* [Exercise description]:
All of the material should be reproduced exactly, with pictures left out.

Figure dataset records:
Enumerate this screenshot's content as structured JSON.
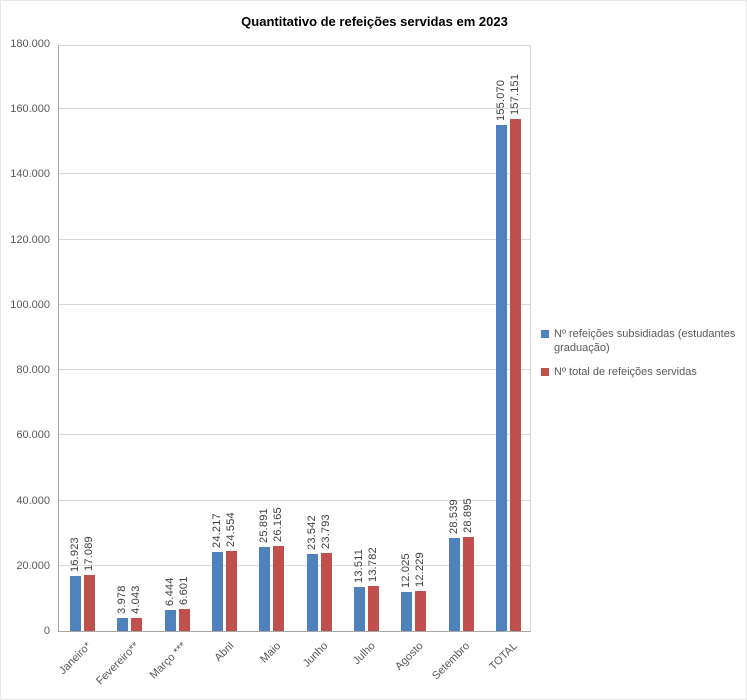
{
  "chart_data": {
    "type": "bar",
    "title": "Quantitativo de refeições servidas em 2023",
    "categories": [
      "Janeiro*",
      "Fevereiro**",
      "Março ***",
      "Abril",
      "Maio",
      "Junho",
      "Julho",
      "Agosto",
      "Setembro",
      "TOTAL"
    ],
    "series": [
      {
        "name": "Nº refeições subsidiadas (estudantes graduação)",
        "color": "#4F81BD",
        "values": [
          16923,
          3978,
          6444,
          24217,
          25891,
          23542,
          13511,
          12025,
          28539,
          155070
        ],
        "value_labels": [
          "16.923",
          "3.978",
          "6.444",
          "24.217",
          "25.891",
          "23.542",
          "13.511",
          "12.025",
          "28.539",
          "155.070"
        ]
      },
      {
        "name": "Nº total de refeições servidas",
        "color": "#C0504D",
        "values": [
          17089,
          4043,
          6601,
          24554,
          26165,
          23793,
          13782,
          12229,
          28895,
          157151
        ],
        "value_labels": [
          "17.089",
          "4.043",
          "6.601",
          "24.554",
          "26.165",
          "23.793",
          "13.782",
          "12.229",
          "28.895",
          "157.151"
        ]
      }
    ],
    "ylim": [
      0,
      180000
    ],
    "ytick_step": 20000,
    "ytick_labels": [
      "0",
      "20.000",
      "40.000",
      "60.000",
      "80.000",
      "100.000",
      "120.000",
      "140.000",
      "160.000",
      "180.000"
    ],
    "grid": true,
    "legend_position": "right",
    "colors": {
      "background": "#FFFFFF",
      "gridline": "#D9D9D9",
      "axis_text": "#595959",
      "label_text": "#404040"
    }
  }
}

* [Answer to this exercise]:
Enumerate this screenshot's content as structured JSON.
{
  "chart_data": {
    "type": "bar",
    "title": "Quantitativo de refeições servidas em 2023",
    "categories": [
      "Janeiro*",
      "Fevereiro**",
      "Março ***",
      "Abril",
      "Maio",
      "Junho",
      "Julho",
      "Agosto",
      "Setembro",
      "TOTAL"
    ],
    "series": [
      {
        "name": "Nº refeições subsidiadas (estudantes graduação)",
        "color": "#4F81BD",
        "values": [
          16923,
          3978,
          6444,
          24217,
          25891,
          23542,
          13511,
          12025,
          28539,
          155070
        ],
        "value_labels": [
          "16.923",
          "3.978",
          "6.444",
          "24.217",
          "25.891",
          "23.542",
          "13.511",
          "12.025",
          "28.539",
          "155.070"
        ]
      },
      {
        "name": "Nº total de refeições servidas",
        "color": "#C0504D",
        "values": [
          17089,
          4043,
          6601,
          24554,
          26165,
          23793,
          13782,
          12229,
          28895,
          157151
        ],
        "value_labels": [
          "17.089",
          "4.043",
          "6.601",
          "24.554",
          "26.165",
          "23.793",
          "13.782",
          "12.229",
          "28.895",
          "157.151"
        ]
      }
    ],
    "ylim": [
      0,
      180000
    ],
    "ytick_step": 20000,
    "ytick_labels": [
      "0",
      "20.000",
      "40.000",
      "60.000",
      "80.000",
      "100.000",
      "120.000",
      "140.000",
      "160.000",
      "180.000"
    ],
    "grid": true,
    "legend_position": "right",
    "colors": {
      "background": "#FFFFFF",
      "gridline": "#D9D9D9",
      "axis_text": "#595959",
      "label_text": "#404040"
    }
  }
}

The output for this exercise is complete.